Top of SUPPLIED DATA

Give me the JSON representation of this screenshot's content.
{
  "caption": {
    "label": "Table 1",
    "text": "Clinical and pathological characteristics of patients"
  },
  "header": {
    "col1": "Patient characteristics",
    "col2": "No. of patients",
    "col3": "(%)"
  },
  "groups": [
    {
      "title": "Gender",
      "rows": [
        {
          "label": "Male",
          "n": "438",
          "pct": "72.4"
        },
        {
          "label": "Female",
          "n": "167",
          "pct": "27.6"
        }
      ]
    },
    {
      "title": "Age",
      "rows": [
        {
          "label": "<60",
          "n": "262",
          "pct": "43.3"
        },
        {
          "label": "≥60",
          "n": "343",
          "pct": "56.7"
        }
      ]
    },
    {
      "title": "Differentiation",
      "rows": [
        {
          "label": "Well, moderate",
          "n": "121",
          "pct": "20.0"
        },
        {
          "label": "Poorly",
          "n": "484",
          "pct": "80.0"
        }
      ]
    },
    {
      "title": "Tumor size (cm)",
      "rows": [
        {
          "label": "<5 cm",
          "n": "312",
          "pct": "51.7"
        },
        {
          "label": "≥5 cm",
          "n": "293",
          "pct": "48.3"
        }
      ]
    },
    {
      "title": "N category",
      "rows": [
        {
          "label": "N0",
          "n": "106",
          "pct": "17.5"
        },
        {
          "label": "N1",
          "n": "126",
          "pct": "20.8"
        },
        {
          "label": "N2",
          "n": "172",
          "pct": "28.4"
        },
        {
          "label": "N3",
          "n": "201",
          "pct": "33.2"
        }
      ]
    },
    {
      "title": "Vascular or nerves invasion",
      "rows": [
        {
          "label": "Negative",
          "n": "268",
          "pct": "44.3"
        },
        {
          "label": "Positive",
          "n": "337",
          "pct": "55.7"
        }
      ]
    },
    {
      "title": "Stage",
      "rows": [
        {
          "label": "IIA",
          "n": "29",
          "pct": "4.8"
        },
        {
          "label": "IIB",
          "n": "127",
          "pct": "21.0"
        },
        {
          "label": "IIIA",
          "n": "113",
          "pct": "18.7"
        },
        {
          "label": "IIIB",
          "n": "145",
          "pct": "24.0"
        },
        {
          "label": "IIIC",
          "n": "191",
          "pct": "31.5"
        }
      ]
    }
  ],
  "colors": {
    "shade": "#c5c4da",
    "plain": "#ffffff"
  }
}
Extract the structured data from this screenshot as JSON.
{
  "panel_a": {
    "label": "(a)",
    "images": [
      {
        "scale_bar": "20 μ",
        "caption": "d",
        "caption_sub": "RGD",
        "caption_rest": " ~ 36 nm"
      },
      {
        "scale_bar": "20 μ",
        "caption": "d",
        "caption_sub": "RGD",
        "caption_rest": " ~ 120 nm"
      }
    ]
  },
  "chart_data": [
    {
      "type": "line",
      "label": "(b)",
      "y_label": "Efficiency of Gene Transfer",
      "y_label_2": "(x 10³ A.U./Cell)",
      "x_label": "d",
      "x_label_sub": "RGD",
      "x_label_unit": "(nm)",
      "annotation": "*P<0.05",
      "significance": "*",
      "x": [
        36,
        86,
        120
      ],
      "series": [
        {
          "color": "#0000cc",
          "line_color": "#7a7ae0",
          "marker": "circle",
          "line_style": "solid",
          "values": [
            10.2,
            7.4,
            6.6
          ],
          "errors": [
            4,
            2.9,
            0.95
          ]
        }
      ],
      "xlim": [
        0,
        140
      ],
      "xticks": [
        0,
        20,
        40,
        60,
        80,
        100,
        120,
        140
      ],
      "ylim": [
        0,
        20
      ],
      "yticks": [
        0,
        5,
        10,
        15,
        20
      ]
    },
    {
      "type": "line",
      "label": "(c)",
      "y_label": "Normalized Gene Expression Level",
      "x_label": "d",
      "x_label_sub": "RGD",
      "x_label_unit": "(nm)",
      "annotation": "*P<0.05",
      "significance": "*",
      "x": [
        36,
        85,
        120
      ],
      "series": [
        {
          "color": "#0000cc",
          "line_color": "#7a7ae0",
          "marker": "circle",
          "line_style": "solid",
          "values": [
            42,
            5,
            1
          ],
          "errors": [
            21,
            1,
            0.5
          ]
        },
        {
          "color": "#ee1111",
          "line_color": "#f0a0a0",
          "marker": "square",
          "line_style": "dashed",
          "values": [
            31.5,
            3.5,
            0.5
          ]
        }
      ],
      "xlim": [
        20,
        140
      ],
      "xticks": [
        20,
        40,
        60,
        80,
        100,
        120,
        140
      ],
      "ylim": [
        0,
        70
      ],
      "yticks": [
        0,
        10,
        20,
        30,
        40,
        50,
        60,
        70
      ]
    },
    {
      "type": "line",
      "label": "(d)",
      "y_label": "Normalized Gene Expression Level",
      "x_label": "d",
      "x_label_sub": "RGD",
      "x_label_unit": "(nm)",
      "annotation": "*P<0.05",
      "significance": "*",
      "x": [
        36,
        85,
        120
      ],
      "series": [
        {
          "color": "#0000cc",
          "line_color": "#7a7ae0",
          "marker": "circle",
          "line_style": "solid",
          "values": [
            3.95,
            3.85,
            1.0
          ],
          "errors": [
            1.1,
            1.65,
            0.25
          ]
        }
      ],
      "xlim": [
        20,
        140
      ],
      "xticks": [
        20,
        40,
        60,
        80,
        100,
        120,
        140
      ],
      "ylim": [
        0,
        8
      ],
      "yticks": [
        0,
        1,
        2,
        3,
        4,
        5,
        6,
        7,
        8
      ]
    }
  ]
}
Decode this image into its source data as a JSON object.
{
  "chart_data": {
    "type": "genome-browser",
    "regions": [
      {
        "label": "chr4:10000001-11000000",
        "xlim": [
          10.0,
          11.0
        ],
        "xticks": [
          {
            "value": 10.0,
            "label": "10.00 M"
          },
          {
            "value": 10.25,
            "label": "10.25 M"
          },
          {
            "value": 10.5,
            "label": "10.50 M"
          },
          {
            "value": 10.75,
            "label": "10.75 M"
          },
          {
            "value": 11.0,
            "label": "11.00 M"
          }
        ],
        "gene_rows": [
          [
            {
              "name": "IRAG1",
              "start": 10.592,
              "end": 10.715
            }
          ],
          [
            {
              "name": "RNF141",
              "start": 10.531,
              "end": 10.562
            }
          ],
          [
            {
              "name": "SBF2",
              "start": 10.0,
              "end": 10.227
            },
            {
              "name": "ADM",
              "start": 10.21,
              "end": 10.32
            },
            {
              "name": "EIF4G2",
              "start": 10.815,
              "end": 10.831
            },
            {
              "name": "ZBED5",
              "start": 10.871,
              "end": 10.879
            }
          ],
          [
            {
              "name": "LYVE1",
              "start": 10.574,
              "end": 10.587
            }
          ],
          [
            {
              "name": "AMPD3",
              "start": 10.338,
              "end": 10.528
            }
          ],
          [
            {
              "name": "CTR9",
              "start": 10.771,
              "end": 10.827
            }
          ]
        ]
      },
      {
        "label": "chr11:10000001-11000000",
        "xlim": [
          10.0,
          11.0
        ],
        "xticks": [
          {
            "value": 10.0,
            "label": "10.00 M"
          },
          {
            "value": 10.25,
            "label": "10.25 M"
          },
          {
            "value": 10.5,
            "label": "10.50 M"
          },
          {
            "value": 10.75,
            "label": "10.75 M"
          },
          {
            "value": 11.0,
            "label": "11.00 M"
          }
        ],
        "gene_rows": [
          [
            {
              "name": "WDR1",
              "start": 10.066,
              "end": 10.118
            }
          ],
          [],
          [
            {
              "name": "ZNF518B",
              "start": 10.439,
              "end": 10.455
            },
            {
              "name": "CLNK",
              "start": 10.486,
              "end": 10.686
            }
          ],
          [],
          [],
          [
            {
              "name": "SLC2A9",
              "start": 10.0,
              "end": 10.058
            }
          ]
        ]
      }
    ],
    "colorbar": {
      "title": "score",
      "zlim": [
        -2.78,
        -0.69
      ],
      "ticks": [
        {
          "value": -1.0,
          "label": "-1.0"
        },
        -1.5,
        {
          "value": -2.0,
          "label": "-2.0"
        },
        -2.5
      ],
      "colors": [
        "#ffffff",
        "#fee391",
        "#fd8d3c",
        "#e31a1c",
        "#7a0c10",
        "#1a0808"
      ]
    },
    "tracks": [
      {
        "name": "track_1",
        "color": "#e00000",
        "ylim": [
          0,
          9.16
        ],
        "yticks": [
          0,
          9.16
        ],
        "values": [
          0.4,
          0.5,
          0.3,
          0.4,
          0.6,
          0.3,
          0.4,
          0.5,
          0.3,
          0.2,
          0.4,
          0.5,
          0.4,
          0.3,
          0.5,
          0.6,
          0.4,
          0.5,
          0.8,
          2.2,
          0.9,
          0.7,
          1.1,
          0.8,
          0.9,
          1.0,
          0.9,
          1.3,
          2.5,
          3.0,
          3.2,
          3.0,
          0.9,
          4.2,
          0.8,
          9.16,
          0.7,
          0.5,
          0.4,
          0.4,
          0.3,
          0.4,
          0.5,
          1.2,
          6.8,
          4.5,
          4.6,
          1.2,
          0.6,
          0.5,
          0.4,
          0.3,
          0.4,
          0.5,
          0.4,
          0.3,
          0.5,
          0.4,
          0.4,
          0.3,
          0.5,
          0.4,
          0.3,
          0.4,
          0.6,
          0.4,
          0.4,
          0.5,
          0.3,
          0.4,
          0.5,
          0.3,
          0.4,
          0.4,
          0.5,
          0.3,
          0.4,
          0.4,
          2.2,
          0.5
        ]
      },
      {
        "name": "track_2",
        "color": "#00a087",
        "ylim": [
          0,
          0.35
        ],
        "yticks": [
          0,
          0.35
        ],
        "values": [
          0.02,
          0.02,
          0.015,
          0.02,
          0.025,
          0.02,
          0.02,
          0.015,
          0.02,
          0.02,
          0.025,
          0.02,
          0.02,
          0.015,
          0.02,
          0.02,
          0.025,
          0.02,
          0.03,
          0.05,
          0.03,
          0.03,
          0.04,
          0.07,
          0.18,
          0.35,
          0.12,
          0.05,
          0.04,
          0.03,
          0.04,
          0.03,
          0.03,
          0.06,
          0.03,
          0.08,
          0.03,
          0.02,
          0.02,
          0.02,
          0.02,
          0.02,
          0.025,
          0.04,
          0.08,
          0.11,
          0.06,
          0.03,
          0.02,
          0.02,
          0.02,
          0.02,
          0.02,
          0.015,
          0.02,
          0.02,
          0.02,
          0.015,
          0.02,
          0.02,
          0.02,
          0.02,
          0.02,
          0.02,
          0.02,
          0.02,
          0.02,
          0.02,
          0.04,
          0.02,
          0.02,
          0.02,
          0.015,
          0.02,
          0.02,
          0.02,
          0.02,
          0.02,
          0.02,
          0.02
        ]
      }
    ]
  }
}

Bottom of SUPPLIED DATA

**WHAT IS REQUIRED**
From the listing above, work out the number of lines that contain "patients" and give only that.

**RESPONSE TO THIS EXERCISE**
2